_PROMPT_. Present the following entries again, word for word and in full.

────────────────

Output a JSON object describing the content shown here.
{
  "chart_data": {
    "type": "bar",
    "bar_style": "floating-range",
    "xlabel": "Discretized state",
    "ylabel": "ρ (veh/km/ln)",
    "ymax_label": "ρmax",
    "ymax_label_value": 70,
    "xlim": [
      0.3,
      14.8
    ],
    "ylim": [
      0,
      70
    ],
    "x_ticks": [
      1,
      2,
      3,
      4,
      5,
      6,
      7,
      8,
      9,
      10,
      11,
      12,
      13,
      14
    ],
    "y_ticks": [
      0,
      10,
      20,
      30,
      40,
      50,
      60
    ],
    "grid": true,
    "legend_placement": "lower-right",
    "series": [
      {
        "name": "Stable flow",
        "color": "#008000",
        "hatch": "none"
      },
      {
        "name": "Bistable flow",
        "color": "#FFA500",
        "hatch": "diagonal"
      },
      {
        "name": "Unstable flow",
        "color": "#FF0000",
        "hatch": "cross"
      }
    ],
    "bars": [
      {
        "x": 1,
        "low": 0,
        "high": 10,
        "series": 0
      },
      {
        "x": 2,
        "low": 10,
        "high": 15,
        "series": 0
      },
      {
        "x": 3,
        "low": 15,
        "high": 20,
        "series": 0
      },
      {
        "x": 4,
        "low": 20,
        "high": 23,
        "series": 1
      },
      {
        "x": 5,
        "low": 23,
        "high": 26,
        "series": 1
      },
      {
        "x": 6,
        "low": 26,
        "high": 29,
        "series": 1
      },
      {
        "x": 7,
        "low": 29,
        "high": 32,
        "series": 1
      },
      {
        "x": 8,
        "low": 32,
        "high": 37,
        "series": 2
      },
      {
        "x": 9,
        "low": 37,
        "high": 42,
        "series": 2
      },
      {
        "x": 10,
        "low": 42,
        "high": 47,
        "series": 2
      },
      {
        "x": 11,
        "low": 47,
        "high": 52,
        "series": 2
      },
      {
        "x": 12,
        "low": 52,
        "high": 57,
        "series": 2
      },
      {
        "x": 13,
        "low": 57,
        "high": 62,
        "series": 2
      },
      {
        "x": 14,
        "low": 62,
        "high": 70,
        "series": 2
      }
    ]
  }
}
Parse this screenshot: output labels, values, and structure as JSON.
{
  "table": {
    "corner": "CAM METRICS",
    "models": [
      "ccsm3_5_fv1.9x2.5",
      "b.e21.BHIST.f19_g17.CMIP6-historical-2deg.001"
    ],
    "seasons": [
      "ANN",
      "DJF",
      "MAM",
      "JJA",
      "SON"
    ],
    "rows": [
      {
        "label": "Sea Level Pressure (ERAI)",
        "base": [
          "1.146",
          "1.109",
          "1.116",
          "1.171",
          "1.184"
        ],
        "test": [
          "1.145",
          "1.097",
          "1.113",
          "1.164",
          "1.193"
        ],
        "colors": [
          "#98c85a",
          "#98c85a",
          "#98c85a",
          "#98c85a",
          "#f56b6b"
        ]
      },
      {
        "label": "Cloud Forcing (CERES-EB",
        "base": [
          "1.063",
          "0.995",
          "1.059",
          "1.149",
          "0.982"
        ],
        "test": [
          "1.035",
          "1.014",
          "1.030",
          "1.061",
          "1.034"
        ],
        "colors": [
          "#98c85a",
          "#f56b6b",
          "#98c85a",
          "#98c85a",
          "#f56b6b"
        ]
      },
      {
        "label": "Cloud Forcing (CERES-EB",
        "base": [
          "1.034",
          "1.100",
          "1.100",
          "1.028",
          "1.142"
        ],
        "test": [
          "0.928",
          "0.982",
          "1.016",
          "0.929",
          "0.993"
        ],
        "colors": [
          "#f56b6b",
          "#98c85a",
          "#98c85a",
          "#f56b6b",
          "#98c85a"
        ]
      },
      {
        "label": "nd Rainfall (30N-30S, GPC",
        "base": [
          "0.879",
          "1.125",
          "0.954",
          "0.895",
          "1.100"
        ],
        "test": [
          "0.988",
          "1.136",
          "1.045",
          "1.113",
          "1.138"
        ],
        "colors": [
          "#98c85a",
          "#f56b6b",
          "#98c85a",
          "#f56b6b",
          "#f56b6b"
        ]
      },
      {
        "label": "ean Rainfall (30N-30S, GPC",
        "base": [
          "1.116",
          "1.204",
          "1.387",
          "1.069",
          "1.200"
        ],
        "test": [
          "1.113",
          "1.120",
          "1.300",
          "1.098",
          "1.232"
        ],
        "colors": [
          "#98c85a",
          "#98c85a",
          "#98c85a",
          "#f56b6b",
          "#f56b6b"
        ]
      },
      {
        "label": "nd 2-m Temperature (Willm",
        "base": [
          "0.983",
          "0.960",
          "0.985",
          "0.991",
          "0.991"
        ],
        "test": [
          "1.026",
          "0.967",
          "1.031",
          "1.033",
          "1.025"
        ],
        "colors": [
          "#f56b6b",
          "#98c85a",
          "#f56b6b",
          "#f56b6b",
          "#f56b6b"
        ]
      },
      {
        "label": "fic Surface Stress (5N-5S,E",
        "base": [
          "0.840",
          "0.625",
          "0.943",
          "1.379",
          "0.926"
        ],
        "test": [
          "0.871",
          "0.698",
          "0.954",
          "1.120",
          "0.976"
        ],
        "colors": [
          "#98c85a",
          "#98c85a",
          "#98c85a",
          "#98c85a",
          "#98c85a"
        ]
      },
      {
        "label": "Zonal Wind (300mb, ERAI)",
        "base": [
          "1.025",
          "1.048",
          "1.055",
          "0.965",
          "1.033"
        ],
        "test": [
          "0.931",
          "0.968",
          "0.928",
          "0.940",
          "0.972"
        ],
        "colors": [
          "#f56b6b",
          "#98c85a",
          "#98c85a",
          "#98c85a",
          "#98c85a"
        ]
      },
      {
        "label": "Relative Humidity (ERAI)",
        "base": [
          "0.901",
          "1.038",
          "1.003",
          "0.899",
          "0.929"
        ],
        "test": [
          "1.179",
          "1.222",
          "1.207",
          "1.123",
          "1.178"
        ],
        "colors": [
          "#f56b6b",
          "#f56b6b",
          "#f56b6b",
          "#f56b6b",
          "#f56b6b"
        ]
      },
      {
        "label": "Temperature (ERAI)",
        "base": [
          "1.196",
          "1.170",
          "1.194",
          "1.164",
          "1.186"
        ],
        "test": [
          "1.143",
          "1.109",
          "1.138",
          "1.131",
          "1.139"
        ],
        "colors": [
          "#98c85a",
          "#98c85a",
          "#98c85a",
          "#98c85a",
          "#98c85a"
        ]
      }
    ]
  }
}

────────────────

_SOLVED EXERCISE_.
Output a JSON object describing the content shown here.
{
  "chart_data": {
    "type": "bar",
    "bar_style": "floating-range",
    "xlabel": "Discretized state",
    "ylabel": "ρ (veh/km/ln)",
    "ymax_label": "ρmax",
    "ymax_label_value": 70,
    "xlim": [
      0.3,
      14.8
    ],
    "ylim": [
      0,
      70
    ],
    "x_ticks": [
      1,
      2,
      3,
      4,
      5,
      6,
      7,
      8,
      9,
      10,
      11,
      12,
      13,
      14
    ],
    "y_ticks": [
      0,
      10,
      20,
      30,
      40,
      50,
      60
    ],
    "grid": true,
    "legend_placement": "lower-right",
    "series": [
      {
        "name": "Stable flow",
        "color": "#008000",
        "hatch": "none"
      },
      {
        "name": "Bistable flow",
        "color": "#FFA500",
        "hatch": "diagonal"
      },
      {
        "name": "Unstable flow",
        "color": "#FF0000",
        "hatch": "cross"
      }
    ],
    "bars": [
      {
        "x": 1,
        "low": 0,
        "high": 10,
        "series": 0
      },
      {
        "x": 2,
        "low": 10,
        "high": 15,
        "series": 0
      },
      {
        "x": 3,
        "low": 15,
        "high": 20,
        "series": 0
      },
      {
        "x": 4,
        "low": 20,
        "high": 23,
        "series": 1
      },
      {
        "x": 5,
        "low": 23,
        "high": 26,
        "series": 1
      },
      {
        "x": 6,
        "low": 26,
        "high": 29,
        "series": 1
      },
      {
        "x": 7,
        "low": 29,
        "high": 32,
        "series": 1
      },
      {
        "x": 8,
        "low": 32,
        "high": 37,
        "series": 2
      },
      {
        "x": 9,
        "low": 37,
        "high": 42,
        "series": 2
      },
      {
        "x": 10,
        "low": 42,
        "high": 47,
        "series": 2
      },
      {
        "x": 11,
        "low": 47,
        "high": 52,
        "series": 2
      },
      {
        "x": 12,
        "low": 52,
        "high": 57,
        "series": 2
      },
      {
        "x": 13,
        "low": 57,
        "high": 62,
        "series": 2
      },
      {
        "x": 14,
        "low": 62,
        "high": 70,
        "series": 2
      }
    ]
  }
}
Parse this screenshot: output labels, values, and structure as JSON.
{
  "table": {
    "corner": "CAM METRICS",
    "models": [
      "ccsm3_5_fv1.9x2.5",
      "b.e21.BHIST.f19_g17.CMIP6-historical-2deg.001"
    ],
    "seasons": [
      "ANN",
      "DJF",
      "MAM",
      "JJA",
      "SON"
    ],
    "rows": [
      {
        "label": "Sea Level Pressure (ERAI)",
        "base": [
          "1.146",
          "1.109",
          "1.116",
          "1.171",
          "1.184"
        ],
        "test": [
          "1.145",
          "1.097",
          "1.113",
          "1.164",
          "1.193"
        ],
        "colors": [
          "#98c85a",
          "#98c85a",
          "#98c85a",
          "#98c85a",
          "#f56b6b"
        ]
      },
      {
        "label": "Cloud Forcing (CERES-EB",
        "base": [
          "1.063",
          "0.995",
          "1.059",
          "1.149",
          "0.982"
        ],
        "test": [
          "1.035",
          "1.014",
          "1.030",
          "1.061",
          "1.034"
        ],
        "colors": [
          "#98c85a",
          "#f56b6b",
          "#98c85a",
          "#98c85a",
          "#f56b6b"
        ]
      },
      {
        "label": "Cloud Forcing (CERES-EB",
        "base": [
          "1.034",
          "1.100",
          "1.100",
          "1.028",
          "1.142"
        ],
        "test": [
          "0.928",
          "0.982",
          "1.016",
          "0.929",
          "0.993"
        ],
        "colors": [
          "#f56b6b",
          "#98c85a",
          "#98c85a",
          "#f56b6b",
          "#98c85a"
        ]
      },
      {
        "label": "nd Rainfall (30N-30S, GPC",
        "base": [
          "0.879",
          "1.125",
          "0.954",
          "0.895",
          "1.100"
        ],
        "test": [
          "0.988",
          "1.136",
          "1.045",
          "1.113",
          "1.138"
        ],
        "colors": [
          "#98c85a",
          "#f56b6b",
          "#98c85a",
          "#f56b6b",
          "#f56b6b"
        ]
      },
      {
        "label": "ean Rainfall (30N-30S, GPC",
        "base": [
          "1.116",
          "1.204",
          "1.387",
          "1.069",
          "1.200"
        ],
        "test": [
          "1.113",
          "1.120",
          "1.300",
          "1.098",
          "1.232"
        ],
        "colors": [
          "#98c85a",
          "#98c85a",
          "#98c85a",
          "#f56b6b",
          "#f56b6b"
        ]
      },
      {
        "label": "nd 2-m Temperature (Willm",
        "base": [
          "0.983",
          "0.960",
          "0.985",
          "0.991",
          "0.991"
        ],
        "test": [
          "1.026",
          "0.967",
          "1.031",
          "1.033",
          "1.025"
        ],
        "colors": [
          "#f56b6b",
          "#98c85a",
          "#f56b6b",
          "#f56b6b",
          "#f56b6b"
        ]
      },
      {
        "label": "fic Surface Stress (5N-5S,E",
        "base": [
          "0.840",
          "0.625",
          "0.943",
          "1.379",
          "0.926"
        ],
        "test": [
          "0.871",
          "0.698",
          "0.954",
          "1.120",
          "0.976"
        ],
        "colors": [
          "#98c85a",
          "#98c85a",
          "#98c85a",
          "#98c85a",
          "#98c85a"
        ]
      },
      {
        "label": "Zonal Wind (300mb, ERAI)",
        "base": [
          "1.025",
          "1.048",
          "1.055",
          "0.965",
          "1.033"
        ],
        "test": [
          "0.931",
          "0.968",
          "0.928",
          "0.940",
          "0.972"
        ],
        "colors": [
          "#f56b6b",
          "#98c85a",
          "#98c85a",
          "#98c85a",
          "#98c85a"
        ]
      },
      {
        "label": "Relative Humidity (ERAI)",
        "base": [
          "0.901",
          "1.038",
          "1.003",
          "0.899",
          "0.929"
        ],
        "test": [
          "1.179",
          "1.222",
          "1.207",
          "1.123",
          "1.178"
        ],
        "colors": [
          "#f56b6b",
          "#f56b6b",
          "#f56b6b",
          "#f56b6b",
          "#f56b6b"
        ]
      },
      {
        "label": "Temperature (ERAI)",
        "base": [
          "1.196",
          "1.170",
          "1.194",
          "1.164",
          "1.186"
        ],
        "test": [
          "1.143",
          "1.109",
          "1.138",
          "1.131",
          "1.139"
        ],
        "colors": [
          "#98c85a",
          "#98c85a",
          "#98c85a",
          "#98c85a",
          "#98c85a"
        ]
      }
    ]
  }
}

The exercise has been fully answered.